### Exercise details
Reproduce each line of the listing exactly.

--- start of Data ---

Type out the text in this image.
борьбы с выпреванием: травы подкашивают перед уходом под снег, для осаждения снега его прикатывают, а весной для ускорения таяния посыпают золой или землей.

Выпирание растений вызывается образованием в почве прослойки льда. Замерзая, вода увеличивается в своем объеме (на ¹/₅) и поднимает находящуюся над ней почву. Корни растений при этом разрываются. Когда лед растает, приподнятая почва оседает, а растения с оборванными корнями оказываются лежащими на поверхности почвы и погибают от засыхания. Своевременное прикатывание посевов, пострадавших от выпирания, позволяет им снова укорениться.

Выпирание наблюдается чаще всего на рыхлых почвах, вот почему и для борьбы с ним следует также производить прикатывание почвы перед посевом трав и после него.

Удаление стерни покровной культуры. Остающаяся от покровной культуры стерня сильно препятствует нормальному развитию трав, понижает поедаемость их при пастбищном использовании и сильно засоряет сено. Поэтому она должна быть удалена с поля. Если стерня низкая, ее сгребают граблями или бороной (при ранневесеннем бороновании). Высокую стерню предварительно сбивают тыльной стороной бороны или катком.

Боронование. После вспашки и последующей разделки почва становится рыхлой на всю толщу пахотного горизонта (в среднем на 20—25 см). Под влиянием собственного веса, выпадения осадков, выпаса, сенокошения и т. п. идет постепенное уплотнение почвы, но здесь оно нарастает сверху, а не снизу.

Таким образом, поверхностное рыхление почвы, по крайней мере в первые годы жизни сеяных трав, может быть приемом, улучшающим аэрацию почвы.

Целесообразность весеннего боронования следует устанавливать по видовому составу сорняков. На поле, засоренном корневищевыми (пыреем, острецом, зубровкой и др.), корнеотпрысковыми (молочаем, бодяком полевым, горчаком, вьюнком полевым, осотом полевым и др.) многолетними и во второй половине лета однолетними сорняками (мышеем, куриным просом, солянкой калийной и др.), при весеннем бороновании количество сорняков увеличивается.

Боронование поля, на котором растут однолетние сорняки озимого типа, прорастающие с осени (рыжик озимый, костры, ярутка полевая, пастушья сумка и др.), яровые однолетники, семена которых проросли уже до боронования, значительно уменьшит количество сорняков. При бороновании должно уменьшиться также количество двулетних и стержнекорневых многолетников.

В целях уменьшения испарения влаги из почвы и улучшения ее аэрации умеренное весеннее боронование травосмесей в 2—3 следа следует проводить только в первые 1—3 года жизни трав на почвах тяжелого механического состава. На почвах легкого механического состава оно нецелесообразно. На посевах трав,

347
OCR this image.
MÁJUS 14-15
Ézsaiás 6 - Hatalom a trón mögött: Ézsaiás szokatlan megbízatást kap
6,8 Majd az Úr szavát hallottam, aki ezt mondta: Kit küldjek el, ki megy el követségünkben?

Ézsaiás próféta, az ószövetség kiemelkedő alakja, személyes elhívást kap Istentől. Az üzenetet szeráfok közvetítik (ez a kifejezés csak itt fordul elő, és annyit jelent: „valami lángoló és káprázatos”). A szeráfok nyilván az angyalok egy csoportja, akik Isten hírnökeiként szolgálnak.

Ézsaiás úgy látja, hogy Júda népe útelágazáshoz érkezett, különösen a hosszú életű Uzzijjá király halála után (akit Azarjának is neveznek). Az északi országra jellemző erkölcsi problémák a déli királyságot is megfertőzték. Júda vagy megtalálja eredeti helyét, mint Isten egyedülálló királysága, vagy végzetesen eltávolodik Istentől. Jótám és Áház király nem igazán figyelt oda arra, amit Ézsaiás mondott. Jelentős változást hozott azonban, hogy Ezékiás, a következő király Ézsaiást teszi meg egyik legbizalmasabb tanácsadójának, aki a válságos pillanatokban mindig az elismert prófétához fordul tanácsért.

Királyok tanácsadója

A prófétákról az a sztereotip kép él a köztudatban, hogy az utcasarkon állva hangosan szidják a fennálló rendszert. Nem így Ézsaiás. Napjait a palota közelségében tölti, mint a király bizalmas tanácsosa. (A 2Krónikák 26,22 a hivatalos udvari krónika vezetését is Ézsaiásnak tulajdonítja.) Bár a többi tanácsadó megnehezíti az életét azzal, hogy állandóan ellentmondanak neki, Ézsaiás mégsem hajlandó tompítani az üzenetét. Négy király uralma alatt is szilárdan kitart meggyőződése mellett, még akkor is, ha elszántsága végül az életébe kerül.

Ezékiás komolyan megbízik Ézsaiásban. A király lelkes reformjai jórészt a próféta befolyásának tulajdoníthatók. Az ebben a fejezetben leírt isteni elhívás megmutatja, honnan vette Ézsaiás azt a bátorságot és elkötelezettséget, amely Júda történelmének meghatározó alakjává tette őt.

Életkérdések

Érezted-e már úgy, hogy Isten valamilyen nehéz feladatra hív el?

--- end of Data ---

### Response to the exercise
Type out the text in this image.
борьбы с выпреванием: травы подкашивают перед уходом под снег, для осаждения снега его прикатывают, а весной для ускорения таяния посыпают золой или землей.

Выпирание растений вызывается образованием в почве прослойки льда. Замерзая, вода увеличивается в своем объеме (на ¹/₅) и поднимает находящуюся над ней почву. Корни растений при этом разрываются. Когда лед растает, приподнятая почва оседает, а растения с оборванными корнями оказываются лежащими на поверхности почвы и погибают от засыхания. Своевременное прикатывание посевов, пострадавших от выпирания, позволяет им снова укорениться.

Выпирание наблюдается чаще всего на рыхлых почвах, вот почему и для борьбы с ним следует также производить прикатывание почвы перед посевом трав и после него.

Удаление стерни покровной культуры. Остающаяся от покровной культуры стерня сильно препятствует нормальному развитию трав, понижает поедаемость их при пастбищном использовании и сильно засоряет сено. Поэтому она должна быть удалена с поля. Если стерня низкая, ее сгребают граблями или бороной (при ранневесеннем бороновании). Высокую стерню предварительно сбивают тыльной стороной бороны или катком.

Боронование. После вспашки и последующей разделки почва становится рыхлой на всю толщу пахотного горизонта (в среднем на 20—25 см). Под влиянием собственного веса, выпадения осадков, выпаса, сенокошения и т. п. идет постепенное уплотнение почвы, но здесь оно нарастает сверху, а не снизу.

Таким образом, поверхностное рыхление почвы, по крайней мере в первые годы жизни сеяных трав, может быть приемом, улучшающим аэрацию почвы.

Целесообразность весеннего боронования следует устанавливать по видовому составу сорняков. На поле, засоренном корневищевыми (пыреем, острецом, зубровкой и др.), корнеотпрысковыми (молочаем, бодяком полевым, горчаком, вьюнком полевым, осотом полевым и др.) многолетними и во второй половине лета однолетними сорняками (мышеем, куриным просом, солянкой калийной и др.), при весеннем бороновании количество сорняков увеличивается.

Боронование поля, на котором растут однолетние сорняки озимого типа, прорастающие с осени (рыжик озимый, костры, ярутка полевая, пастушья сумка и др.), яровые однолетники, семена которых проросли уже до боронования, значительно уменьшит количество сорняков. При бороновании должно уменьшиться также количество двулетних и стержнекорневых многолетников.

В целях уменьшения испарения влаги из почвы и улучшения ее аэрации умеренное весеннее боронование травосмесей в 2—3 следа следует проводить только в первые 1—3 года жизни трав на почвах тяжелого механического состава. На почвах легкого механического состава оно нецелесообразно. На посевах трав,

347
OCR this image.
MÁJUS 14-15
Ézsaiás 6 - Hatalom a trón mögött: Ézsaiás szokatlan megbízatást kap
6,8 Majd az Úr szavát hallottam, aki ezt mondta: Kit küldjek el, ki megy el követségünkben?

Ézsaiás próféta, az ószövetség kiemelkedő alakja, személyes elhívást kap Istentől. Az üzenetet szeráfok közvetítik (ez a kifejezés csak itt fordul elő, és annyit jelent: „valami lángoló és káprázatos”). A szeráfok nyilván az angyalok egy csoportja, akik Isten hírnökeiként szolgálnak.

Ézsaiás úgy látja, hogy Júda népe útelágazáshoz érkezett, különösen a hosszú életű Uzzijjá király halála után (akit Azarjának is neveznek). Az északi országra jellemző erkölcsi problémák a déli királyságot is megfertőzték. Júda vagy megtalálja eredeti helyét, mint Isten egyedülálló királysága, vagy végzetesen eltávolodik Istentől. Jótám és Áház király nem igazán figyelt oda arra, amit Ézsaiás mondott. Jelentős változást hozott azonban, hogy Ezékiás, a következő király Ézsaiást teszi meg egyik legbizalmasabb tanácsadójának, aki a válságos pillanatokban mindig az elismert prófétához fordul tanácsért.

Királyok tanácsadója

A prófétákról az a sztereotip kép él a köztudatban, hogy az utcasarkon állva hangosan szidják a fennálló rendszert. Nem így Ézsaiás. Napjait a palota közelségében tölti, mint a király bizalmas tanácsosa. (A 2Krónikák 26,22 a hivatalos udvari krónika vezetését is Ézsaiásnak tulajdonítja.) Bár a többi tanácsadó megnehezíti az életét azzal, hogy állandóan ellentmondanak neki, Ézsaiás mégsem hajlandó tompítani az üzenetét. Négy király uralma alatt is szilárdan kitart meggyőződése mellett, még akkor is, ha elszántsága végül az életébe kerül.

Ezékiás komolyan megbízik Ézsaiásban. A király lelkes reformjai jórészt a próféta befolyásának tulajdoníthatók. Az ebben a fejezetben leírt isteni elhívás megmutatja, honnan vette Ézsaiás azt a bátorságot és elkötelezettséget, amely Júda történelmének meghatározó alakjává tette őt.

Életkérdések

Érezted-e már úgy, hogy Isten valamilyen nehéz feladatra hív el?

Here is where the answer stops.